Data items
◇ ◇ ◇

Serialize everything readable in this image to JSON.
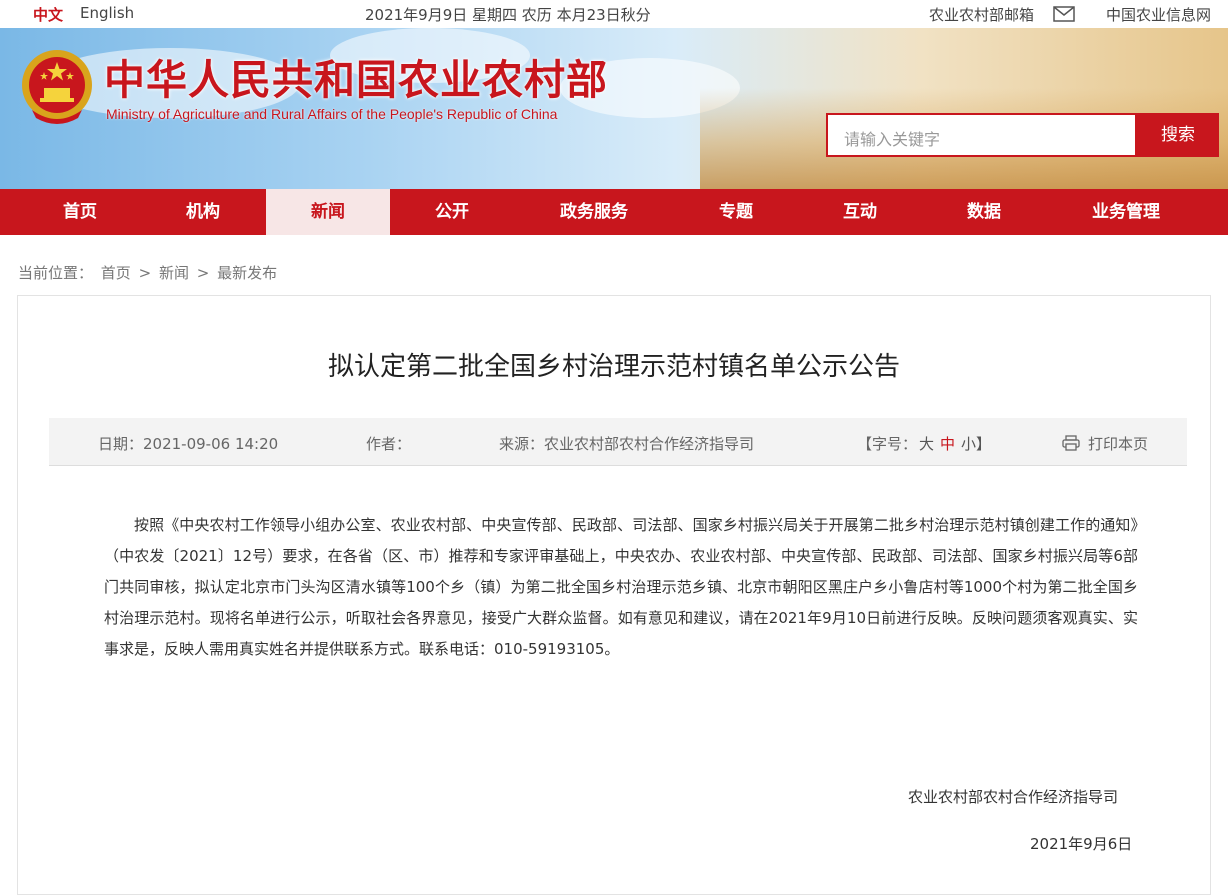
{
  "topbar": {
    "lang_zh": "中文",
    "lang_en": "English",
    "date": "2021年9月9日 星期四 农历 本月23日秋分",
    "mail_label": "农业农村部邮箱",
    "info_site": "中国农业信息网"
  },
  "header": {
    "title": "中华人民共和国农业农村部",
    "subtitle": "Ministry of Agriculture and Rural Affairs of the People's Republic of China",
    "search": {
      "placeholder": "请输入关键字",
      "button": "搜索"
    }
  },
  "nav": {
    "items": [
      {
        "label": "首页"
      },
      {
        "label": "机构"
      },
      {
        "label": "新闻",
        "active": true
      },
      {
        "label": "公开"
      },
      {
        "label": "政务服务"
      },
      {
        "label": "专题"
      },
      {
        "label": "互动"
      },
      {
        "label": "数据"
      },
      {
        "label": "业务管理"
      }
    ]
  },
  "breadcrumb": {
    "prefix": "当前位置：",
    "items": [
      "首页",
      ">",
      "新闻",
      ">",
      "最新发布"
    ]
  },
  "article": {
    "title": "拟认定第二批全国乡村治理示范村镇名单公示公告",
    "meta": {
      "date": "日期：2021-09-06 14:20",
      "author": "作者：",
      "source": "来源：农业农村部农村合作经济指导司",
      "font_size_label": "【字号：",
      "font_large": "大",
      "font_mid": "中",
      "font_small": "小】",
      "print": "打印本页"
    },
    "body": "按照《中央农村工作领导小组办公室、农业农村部、中央宣传部、民政部、司法部、国家乡村振兴局关于开展第二批乡村治理示范村镇创建工作的通知》（中农发〔2021〕12号）要求，在各省（区、市）推荐和专家评审基础上，中央农办、农业农村部、中央宣传部、民政部、司法部、国家乡村振兴局等6部门共同审核，拟认定北京市门头沟区清水镇等100个乡（镇）为第二批全国乡村治理示范乡镇、北京市朝阳区黑庄户乡小鲁店村等1000个村为第二批全国乡村治理示范村。现将名单进行公示，听取社会各界意见，接受广大群众监督。如有意见和建议，请在2021年9月10日前进行反映。反映问题须客观真实、实事求是，反映人需用真实姓名并提供联系方式。联系电话：010-59193105。",
    "signature_org": "农业农村部农村合作经济指导司",
    "signature_date": "2021年9月6日"
  },
  "colors": {
    "brand_red": "#c8161d",
    "nav_active_bg": "#f7e6e6"
  },
  "icons": {
    "mail": "envelope-icon",
    "print": "printer-icon",
    "emblem": "national-emblem"
  }
}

◇ ◇ ◇

What is required
The records above are to be quoted exactly, with all pictures left out.

Problem solution
Serialize everything readable in this image to JSON.
{
  "topbar": {
    "lang_zh": "中文",
    "lang_en": "English",
    "date": "2021年9月9日 星期四 农历 本月23日秋分",
    "mail_label": "农业农村部邮箱",
    "info_site": "中国农业信息网"
  },
  "header": {
    "title": "中华人民共和国农业农村部",
    "subtitle": "Ministry of Agriculture and Rural Affairs of the People's Republic of China",
    "search": {
      "placeholder": "请输入关键字",
      "button": "搜索"
    }
  },
  "nav": {
    "items": [
      {
        "label": "首页"
      },
      {
        "label": "机构"
      },
      {
        "label": "新闻",
        "active": true
      },
      {
        "label": "公开"
      },
      {
        "label": "政务服务"
      },
      {
        "label": "专题"
      },
      {
        "label": "互动"
      },
      {
        "label": "数据"
      },
      {
        "label": "业务管理"
      }
    ]
  },
  "breadcrumb": {
    "prefix": "当前位置：",
    "items": [
      "首页",
      ">",
      "新闻",
      ">",
      "最新发布"
    ]
  },
  "article": {
    "title": "拟认定第二批全国乡村治理示范村镇名单公示公告",
    "meta": {
      "date": "日期：2021-09-06 14:20",
      "author": "作者：",
      "source": "来源：农业农村部农村合作经济指导司",
      "font_size_label": "【字号：",
      "font_large": "大",
      "font_mid": "中",
      "font_small": "小】",
      "print": "打印本页"
    },
    "body": "按照《中央农村工作领导小组办公室、农业农村部、中央宣传部、民政部、司法部、国家乡村振兴局关于开展第二批乡村治理示范村镇创建工作的通知》（中农发〔2021〕12号）要求，在各省（区、市）推荐和专家评审基础上，中央农办、农业农村部、中央宣传部、民政部、司法部、国家乡村振兴局等6部门共同审核，拟认定北京市门头沟区清水镇等100个乡（镇）为第二批全国乡村治理示范乡镇、北京市朝阳区黑庄户乡小鲁店村等1000个村为第二批全国乡村治理示范村。现将名单进行公示，听取社会各界意见，接受广大群众监督。如有意见和建议，请在2021年9月10日前进行反映。反映问题须客观真实、实事求是，反映人需用真实姓名并提供联系方式。联系电话：010-59193105。",
    "signature_org": "农业农村部农村合作经济指导司",
    "signature_date": "2021年9月6日"
  },
  "colors": {
    "brand_red": "#c8161d",
    "nav_active_bg": "#f7e6e6"
  },
  "icons": {
    "mail": "envelope-icon",
    "print": "printer-icon",
    "emblem": "national-emblem"
  }
}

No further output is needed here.